%%
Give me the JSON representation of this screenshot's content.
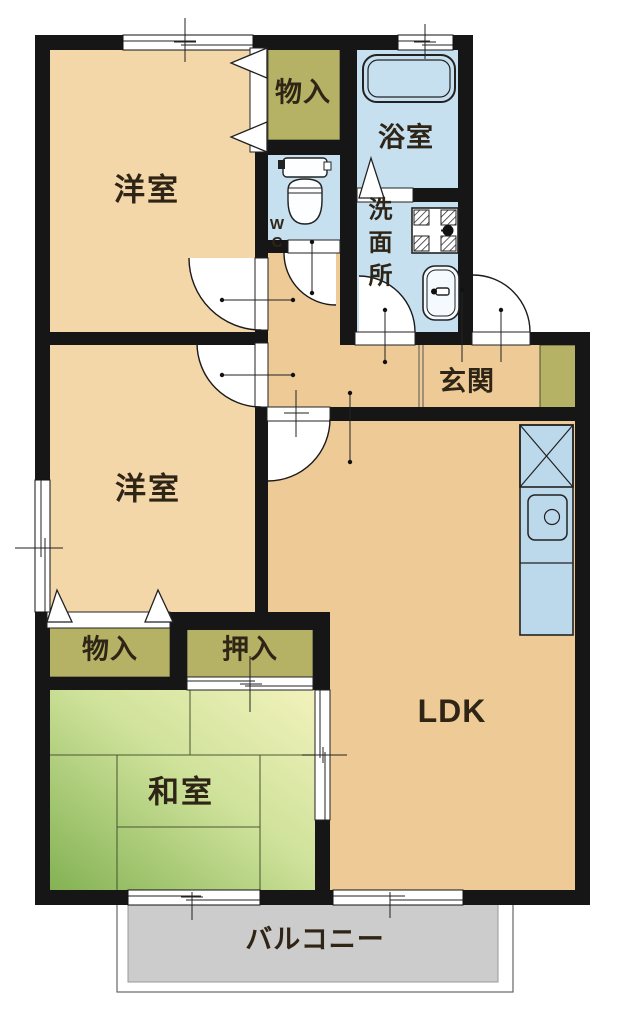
{
  "title": "2LDK apartment floor plan",
  "rooms": {
    "yoshitsu_top": "洋室",
    "yoshitsu_mid": "洋室",
    "washitsu": "和室",
    "ldk": "LDK",
    "genkan": "玄関",
    "yokushitsu": "浴室",
    "senmenjo": "洗面所",
    "wc": "WC",
    "monoiri_top": "物入",
    "monoiri_bottom": "物入",
    "oshiire": "押入",
    "balcony": "バルコニー"
  },
  "icons": [
    "bathtub-icon",
    "toilet-icon",
    "washing-machine-icon",
    "washbasin-icon",
    "refrigerator-space-icon",
    "kitchen-sink-icon"
  ],
  "colors": {
    "wall": "#161616",
    "floor": "#edca96",
    "room": "#f4d7a9",
    "wet": "#c6e0f0",
    "kitchen": "#bcd9ec",
    "closet": "#b5b165",
    "tatami_dark": "#83b254",
    "tatami_mid": "#cfe29a",
    "tatami_light": "#f2f2bc",
    "balcony_fill": "#cccccc",
    "text": "#2f2517"
  }
}
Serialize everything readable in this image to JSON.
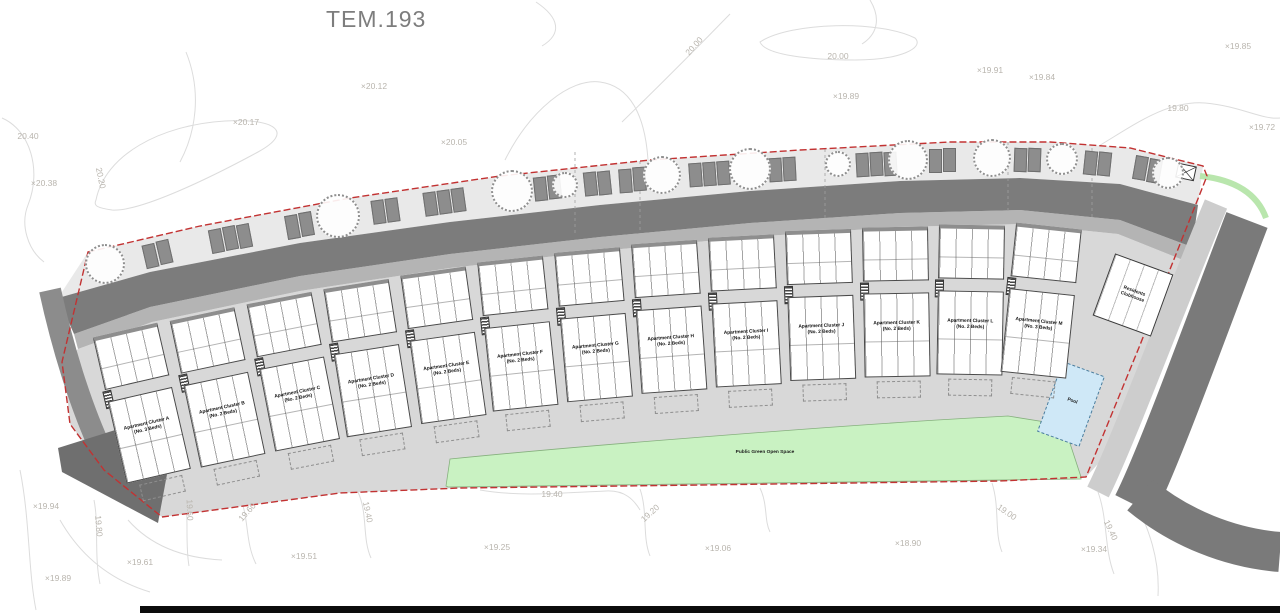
{
  "title": "TEM.193",
  "site": {
    "green_space_label": "Public Green Open Space",
    "pool_label": "Pool",
    "clubhouse_label_line1": "Residents",
    "clubhouse_label_line2": "Clubhouse"
  },
  "clusters": [
    {
      "id": "A",
      "name": "Apartment Cluster A",
      "beds": "(No. 3 Beds)"
    },
    {
      "id": "B",
      "name": "Apartment Cluster B",
      "beds": "(No. 2 Beds)"
    },
    {
      "id": "C",
      "name": "Apartment Cluster C",
      "beds": "(No. 2 Beds)"
    },
    {
      "id": "D",
      "name": "Apartment Cluster D",
      "beds": "(No. 2 Beds)"
    },
    {
      "id": "E",
      "name": "Apartment Cluster E",
      "beds": "(No. 2 Beds)"
    },
    {
      "id": "F",
      "name": "Apartment Cluster F",
      "beds": "(No. 2 Beds)"
    },
    {
      "id": "G",
      "name": "Apartment Cluster G",
      "beds": "(No. 2 Beds)"
    },
    {
      "id": "H",
      "name": "Apartment Cluster H",
      "beds": "(No. 2 Beds)"
    },
    {
      "id": "I",
      "name": "Apartment Cluster I",
      "beds": "(No. 2 Beds)"
    },
    {
      "id": "J",
      "name": "Apartment Cluster J",
      "beds": "(No. 2 Beds)"
    },
    {
      "id": "K",
      "name": "Apartment Cluster K",
      "beds": "(No. 2 Beds)"
    },
    {
      "id": "L",
      "name": "Apartment Cluster L",
      "beds": "(No. 2 Beds)"
    },
    {
      "id": "M",
      "name": "Apartment Cluster M",
      "beds": "(No. 3 Beds)"
    }
  ],
  "elevation_markers": [
    {
      "text": "20.40",
      "x": 28,
      "y": 136
    },
    {
      "text": "×20.38",
      "x": 44,
      "y": 183
    },
    {
      "text": "20.20",
      "x": 101,
      "y": 178,
      "rot": 78
    },
    {
      "text": "×20.17",
      "x": 246,
      "y": 122
    },
    {
      "text": "×20.12",
      "x": 374,
      "y": 86
    },
    {
      "text": "×20.05",
      "x": 454,
      "y": 142
    },
    {
      "text": "20.00",
      "x": 694,
      "y": 46,
      "rot": -48
    },
    {
      "text": "20.00",
      "x": 838,
      "y": 56
    },
    {
      "text": "×19.89",
      "x": 846,
      "y": 96
    },
    {
      "text": "×19.91",
      "x": 990,
      "y": 70
    },
    {
      "text": "×19.84",
      "x": 1042,
      "y": 77
    },
    {
      "text": "×19.85",
      "x": 1238,
      "y": 46
    },
    {
      "text": "19.80",
      "x": 1178,
      "y": 108
    },
    {
      "text": "×19.72",
      "x": 1262,
      "y": 127
    },
    {
      "text": "×19.94",
      "x": 46,
      "y": 506
    },
    {
      "text": "19.80",
      "x": 99,
      "y": 526,
      "rot": 85
    },
    {
      "text": "×19.89",
      "x": 58,
      "y": 578
    },
    {
      "text": "×19.61",
      "x": 140,
      "y": 562
    },
    {
      "text": "19.60",
      "x": 190,
      "y": 510,
      "rot": 88
    },
    {
      "text": "19.60",
      "x": 247,
      "y": 512,
      "rot": -48
    },
    {
      "text": "×19.51",
      "x": 304,
      "y": 556
    },
    {
      "text": "19.40",
      "x": 368,
      "y": 512,
      "rot": 78
    },
    {
      "text": "19.40",
      "x": 552,
      "y": 494
    },
    {
      "text": "×19.25",
      "x": 497,
      "y": 547
    },
    {
      "text": "19.20",
      "x": 650,
      "y": 513,
      "rot": -42
    },
    {
      "text": "×19.06",
      "x": 718,
      "y": 548
    },
    {
      "text": "×18.90",
      "x": 908,
      "y": 543
    },
    {
      "text": "19.00",
      "x": 1007,
      "y": 512,
      "rot": 35
    },
    {
      "text": "×19.34",
      "x": 1094,
      "y": 549
    },
    {
      "text": "19.40",
      "x": 1111,
      "y": 530,
      "rot": 65
    }
  ],
  "colors": {
    "boundary_red": "#c23232",
    "road_dark": "#7c7c7c",
    "road_corner": "#6f6f6f",
    "footpath": "#b4b4b4",
    "hardstanding": "#d8d8d8",
    "verge": "#e9e9e9",
    "green_open_space": "#c9f2c2",
    "pool_blue": "#cfe8f7",
    "building_white": "#ffffff",
    "contour_gray": "#dcdcdc",
    "marker_text": "#b9b5ae"
  }
}
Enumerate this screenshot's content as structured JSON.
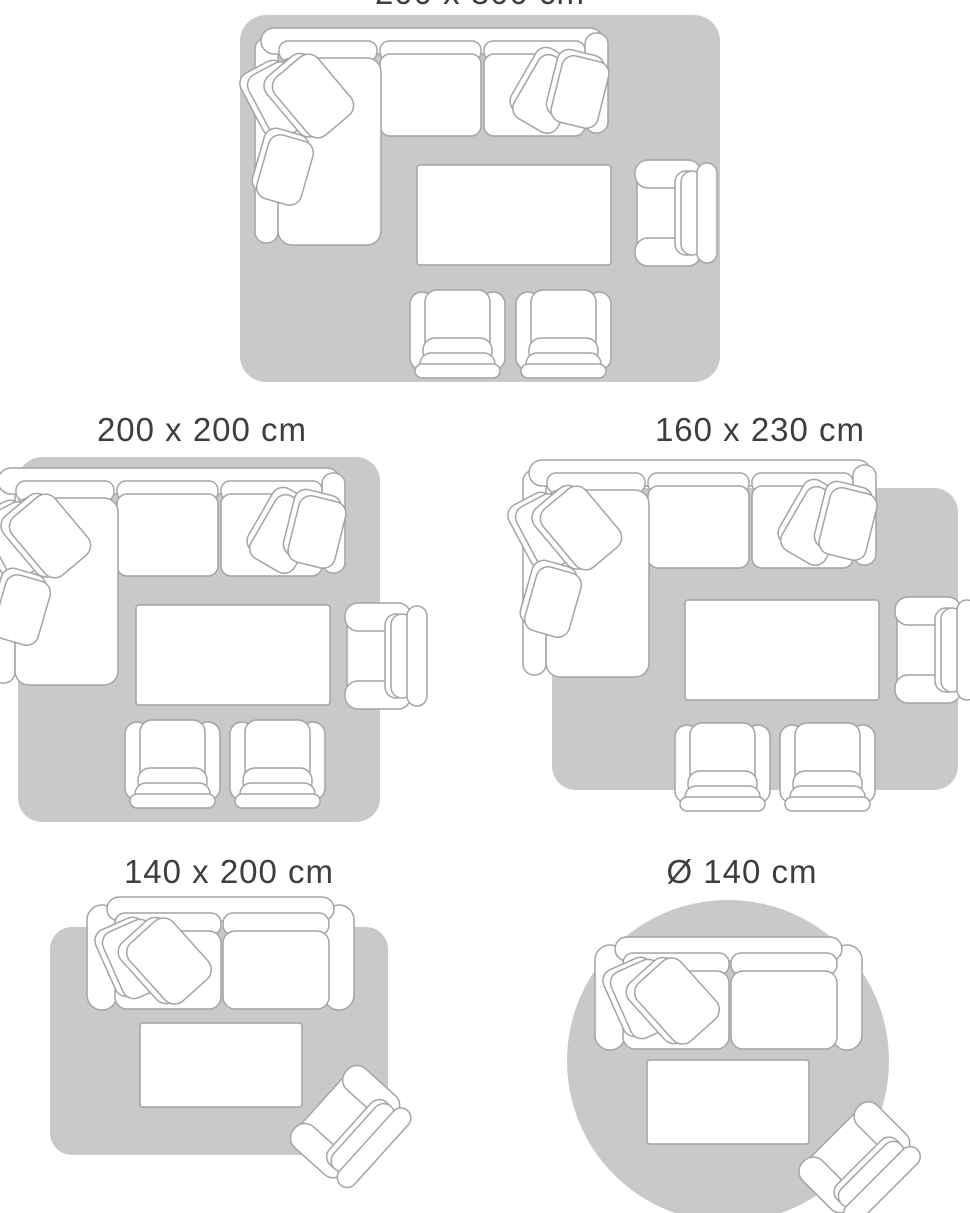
{
  "title": "Rug size guide with living room furniture layouts",
  "colors": {
    "background": "#ffffff",
    "rug": "#c9c9c9",
    "furniture_fill": "#ffffff",
    "furniture_stroke": "#a4a4a4",
    "label_text": "#3e3e3e"
  },
  "panels": [
    {
      "id": "rug-200x300",
      "label": "200 x 300 cm",
      "shape": "rectangle",
      "furniture": [
        "corner-sofa",
        "coffee-table",
        "armchair",
        "club-chair",
        "club-chair"
      ],
      "note": "label clipped at top edge of screenshot"
    },
    {
      "id": "rug-200x200",
      "label": "200 x 200 cm",
      "shape": "rectangle",
      "furniture": [
        "corner-sofa",
        "coffee-table",
        "armchair",
        "club-chair",
        "club-chair"
      ]
    },
    {
      "id": "rug-160x230",
      "label": "160 x 230 cm",
      "shape": "rectangle",
      "furniture": [
        "corner-sofa",
        "coffee-table",
        "armchair",
        "club-chair",
        "club-chair"
      ]
    },
    {
      "id": "rug-140x200",
      "label": "140 x 200 cm",
      "shape": "rectangle",
      "furniture": [
        "loveseat-sofa",
        "coffee-table",
        "armchair"
      ]
    },
    {
      "id": "rug-140-round",
      "label": "Ø 140 cm",
      "shape": "circle",
      "furniture": [
        "loveseat-sofa",
        "coffee-table",
        "armchair"
      ]
    }
  ]
}
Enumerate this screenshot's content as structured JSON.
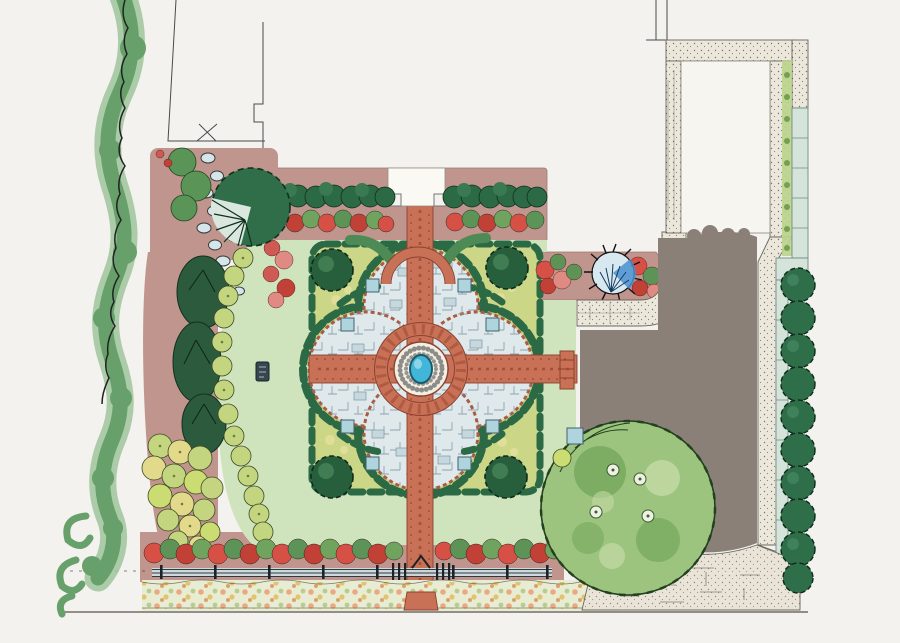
{
  "figure": {
    "label": "Hand-rendered watercolor landscape master plan of a formal walled garden",
    "type": "landscape-plan-illustration",
    "features": [
      "vine-border",
      "property-line",
      "neighbor-building-outline",
      "upper-terrace",
      "entry-steps",
      "entry-pedestals",
      "clipped-hedge-row",
      "rose-border",
      "stepping-stone-path",
      "fan-palm-tree",
      "conifer-screen",
      "shrub-border",
      "great-lawn",
      "formal-parterre",
      "quatrefoil-paving",
      "brick-cross-walk",
      "central-fountain-pool",
      "gravel-ring",
      "corner-topiary",
      "garden-bench",
      "trellis-arch",
      "perennial-bed-east",
      "blue-agave",
      "stone-walk",
      "walled-court",
      "boundary-wall",
      "espalier-strip",
      "columnar-hedge-row",
      "gravel-driveway",
      "stone-apron",
      "specimen-shade-tree",
      "rose-hedge",
      "post-and-rail-fence",
      "garden-gate",
      "wildflower-meadow-strip",
      "street-baseline",
      "artist-seal"
    ]
  },
  "palette": {
    "paper": "#f3f2ee",
    "paper_bright": "#faf9f4",
    "lawn": "#cfe3bd",
    "mauve": "#c0958d",
    "mauve_dark": "#ad7f77",
    "brick": "#c97156",
    "brick_dark": "#8a4330",
    "hedge_dark": "#2c6a45",
    "topiary": "#275f3d",
    "olive_bed": "#cbd687",
    "chartreuse": "#c3d57f",
    "paving": "#dfe9ec",
    "paving_stone": "#c6d8de",
    "pool": "#41b6d8",
    "gravel": "#f2efe4",
    "stone": "#ece7db",
    "stone_white": "#f6f5ef",
    "wall_panel": "#d5e4da",
    "gray_drive": "#8a8078",
    "apron": "#e9e4d7",
    "tree": "#9cc47e",
    "tree_dark": "#74a85c",
    "tree_pale": "#c6dba6",
    "meadow": "#e7ecd2",
    "rose": "#d65045",
    "rose_deep": "#c24136",
    "rose_leaf": "#5d9357",
    "vine": "#67a06a",
    "vine_light": "#9fc69c",
    "conifer": "#2b5a3d",
    "bench": "#aed4de",
    "agave_blue": "#4a90d0",
    "agave_pale": "#d7e8f0",
    "cypress": "#2e6e49",
    "ink": "#222222",
    "line": "#4a4a4a"
  }
}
%%
> What you will do
Pull out every line of the records that includes the string "title".

> Right answer
  "title": "2LDK apartment floor plan",
  "title": "TEM.193",
  "title": "Rug size guide with living room furniture layouts",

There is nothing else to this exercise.